▶ Exercise brief
Work out how many lines in the listing below include the word "Watson"; answer with the number alone.

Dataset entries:
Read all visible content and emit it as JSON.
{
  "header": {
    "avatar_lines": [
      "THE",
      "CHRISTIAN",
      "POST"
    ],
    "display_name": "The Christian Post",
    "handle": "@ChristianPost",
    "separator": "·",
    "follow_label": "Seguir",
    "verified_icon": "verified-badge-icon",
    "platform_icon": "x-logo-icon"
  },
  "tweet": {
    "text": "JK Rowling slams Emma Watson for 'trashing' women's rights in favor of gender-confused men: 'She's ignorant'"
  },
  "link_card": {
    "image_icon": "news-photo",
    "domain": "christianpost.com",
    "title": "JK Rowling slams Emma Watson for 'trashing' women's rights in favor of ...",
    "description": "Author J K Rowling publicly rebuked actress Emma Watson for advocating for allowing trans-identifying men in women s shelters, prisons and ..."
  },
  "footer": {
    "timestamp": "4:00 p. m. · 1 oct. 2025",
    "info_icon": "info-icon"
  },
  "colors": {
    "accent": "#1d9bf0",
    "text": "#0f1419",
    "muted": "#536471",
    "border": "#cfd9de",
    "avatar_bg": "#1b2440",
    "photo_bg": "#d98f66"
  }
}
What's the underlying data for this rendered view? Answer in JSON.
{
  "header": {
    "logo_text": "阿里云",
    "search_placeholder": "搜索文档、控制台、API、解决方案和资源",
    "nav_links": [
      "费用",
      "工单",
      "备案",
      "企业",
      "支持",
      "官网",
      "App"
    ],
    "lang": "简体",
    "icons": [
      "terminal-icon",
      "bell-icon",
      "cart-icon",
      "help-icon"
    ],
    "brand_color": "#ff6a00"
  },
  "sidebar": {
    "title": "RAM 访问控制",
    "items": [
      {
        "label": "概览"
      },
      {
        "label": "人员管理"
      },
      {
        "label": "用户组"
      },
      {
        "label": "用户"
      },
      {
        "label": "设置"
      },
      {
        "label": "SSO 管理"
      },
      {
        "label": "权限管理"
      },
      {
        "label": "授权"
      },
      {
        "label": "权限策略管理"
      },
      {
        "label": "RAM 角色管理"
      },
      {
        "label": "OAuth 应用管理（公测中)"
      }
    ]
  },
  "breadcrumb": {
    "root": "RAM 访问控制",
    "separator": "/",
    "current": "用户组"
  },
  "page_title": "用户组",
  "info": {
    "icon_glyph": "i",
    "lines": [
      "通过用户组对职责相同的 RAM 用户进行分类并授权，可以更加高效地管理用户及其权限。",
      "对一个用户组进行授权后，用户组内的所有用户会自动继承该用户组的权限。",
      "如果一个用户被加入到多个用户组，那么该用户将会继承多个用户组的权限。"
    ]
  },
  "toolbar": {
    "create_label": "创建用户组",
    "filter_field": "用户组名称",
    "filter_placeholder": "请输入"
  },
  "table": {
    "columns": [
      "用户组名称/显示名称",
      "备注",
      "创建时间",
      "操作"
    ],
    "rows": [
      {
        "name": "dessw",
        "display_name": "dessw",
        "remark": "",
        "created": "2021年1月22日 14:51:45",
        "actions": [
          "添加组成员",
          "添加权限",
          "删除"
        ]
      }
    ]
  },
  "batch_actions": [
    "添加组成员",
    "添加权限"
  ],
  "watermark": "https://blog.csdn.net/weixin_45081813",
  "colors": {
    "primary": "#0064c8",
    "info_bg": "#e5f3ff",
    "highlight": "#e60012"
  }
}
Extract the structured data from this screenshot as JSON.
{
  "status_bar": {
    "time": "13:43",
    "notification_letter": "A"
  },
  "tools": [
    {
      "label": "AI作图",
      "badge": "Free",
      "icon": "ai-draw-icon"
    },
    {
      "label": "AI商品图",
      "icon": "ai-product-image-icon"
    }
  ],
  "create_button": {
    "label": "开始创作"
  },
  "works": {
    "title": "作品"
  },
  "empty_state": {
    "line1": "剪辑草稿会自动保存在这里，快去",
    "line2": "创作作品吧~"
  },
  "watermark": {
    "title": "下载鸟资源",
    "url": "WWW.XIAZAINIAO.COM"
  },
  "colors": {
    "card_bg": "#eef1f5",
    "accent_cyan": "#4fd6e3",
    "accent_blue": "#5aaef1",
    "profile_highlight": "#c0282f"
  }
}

▶ Written response
3